#### Material supplied:
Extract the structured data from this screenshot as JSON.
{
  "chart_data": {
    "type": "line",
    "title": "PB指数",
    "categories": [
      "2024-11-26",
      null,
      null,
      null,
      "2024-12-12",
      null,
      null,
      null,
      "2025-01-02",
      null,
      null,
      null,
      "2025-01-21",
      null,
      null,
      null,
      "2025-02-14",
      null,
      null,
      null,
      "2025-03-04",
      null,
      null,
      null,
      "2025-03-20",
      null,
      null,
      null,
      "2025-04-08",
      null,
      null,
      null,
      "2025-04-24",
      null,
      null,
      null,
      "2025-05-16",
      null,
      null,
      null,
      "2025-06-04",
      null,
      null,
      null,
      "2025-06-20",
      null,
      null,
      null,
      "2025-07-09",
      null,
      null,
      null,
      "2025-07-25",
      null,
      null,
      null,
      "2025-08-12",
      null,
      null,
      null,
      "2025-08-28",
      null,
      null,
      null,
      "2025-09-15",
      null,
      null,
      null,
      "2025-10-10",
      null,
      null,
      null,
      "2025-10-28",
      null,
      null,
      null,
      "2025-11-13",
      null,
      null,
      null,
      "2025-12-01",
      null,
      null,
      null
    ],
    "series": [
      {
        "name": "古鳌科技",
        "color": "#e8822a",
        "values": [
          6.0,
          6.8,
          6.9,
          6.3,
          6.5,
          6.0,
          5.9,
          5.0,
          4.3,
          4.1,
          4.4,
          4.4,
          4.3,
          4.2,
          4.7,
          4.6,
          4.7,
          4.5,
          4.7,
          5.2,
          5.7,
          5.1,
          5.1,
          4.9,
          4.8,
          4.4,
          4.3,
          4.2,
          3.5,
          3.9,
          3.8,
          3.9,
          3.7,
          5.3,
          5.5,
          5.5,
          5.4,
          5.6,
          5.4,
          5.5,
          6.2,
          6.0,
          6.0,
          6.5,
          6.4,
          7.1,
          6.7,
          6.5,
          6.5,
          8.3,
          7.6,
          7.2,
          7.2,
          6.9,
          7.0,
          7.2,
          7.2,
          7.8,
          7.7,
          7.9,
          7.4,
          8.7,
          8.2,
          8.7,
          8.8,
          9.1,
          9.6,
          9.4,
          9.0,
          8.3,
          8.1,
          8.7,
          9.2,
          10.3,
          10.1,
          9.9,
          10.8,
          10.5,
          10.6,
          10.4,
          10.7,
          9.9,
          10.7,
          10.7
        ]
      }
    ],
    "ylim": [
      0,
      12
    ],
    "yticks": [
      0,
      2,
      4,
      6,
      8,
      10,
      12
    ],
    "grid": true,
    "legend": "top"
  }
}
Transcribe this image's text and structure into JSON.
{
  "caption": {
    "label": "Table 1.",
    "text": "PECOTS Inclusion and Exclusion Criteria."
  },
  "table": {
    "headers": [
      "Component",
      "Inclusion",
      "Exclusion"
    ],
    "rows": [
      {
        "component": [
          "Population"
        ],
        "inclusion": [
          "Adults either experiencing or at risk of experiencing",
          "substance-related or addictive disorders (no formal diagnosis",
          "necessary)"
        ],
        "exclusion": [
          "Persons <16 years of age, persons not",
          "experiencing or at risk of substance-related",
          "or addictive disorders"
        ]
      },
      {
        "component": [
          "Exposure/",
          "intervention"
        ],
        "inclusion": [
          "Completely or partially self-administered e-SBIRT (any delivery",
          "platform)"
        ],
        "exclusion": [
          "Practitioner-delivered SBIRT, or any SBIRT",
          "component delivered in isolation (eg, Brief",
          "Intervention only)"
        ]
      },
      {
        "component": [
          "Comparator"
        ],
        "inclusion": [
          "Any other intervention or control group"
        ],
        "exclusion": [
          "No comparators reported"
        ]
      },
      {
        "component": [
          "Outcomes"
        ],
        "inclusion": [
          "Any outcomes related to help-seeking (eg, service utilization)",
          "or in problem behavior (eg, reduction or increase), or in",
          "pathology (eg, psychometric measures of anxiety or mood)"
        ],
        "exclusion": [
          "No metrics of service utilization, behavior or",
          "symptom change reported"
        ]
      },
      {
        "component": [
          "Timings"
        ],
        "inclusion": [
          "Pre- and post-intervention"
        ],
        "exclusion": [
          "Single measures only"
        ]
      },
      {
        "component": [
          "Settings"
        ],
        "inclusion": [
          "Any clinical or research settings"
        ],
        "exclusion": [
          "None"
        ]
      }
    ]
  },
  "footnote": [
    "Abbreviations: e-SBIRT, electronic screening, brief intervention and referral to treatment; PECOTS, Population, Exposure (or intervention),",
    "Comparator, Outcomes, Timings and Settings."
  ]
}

#### Directive:
Only the number is wanted: how many lines of these entries contain the string "measures"?

#### Exercise solution:
2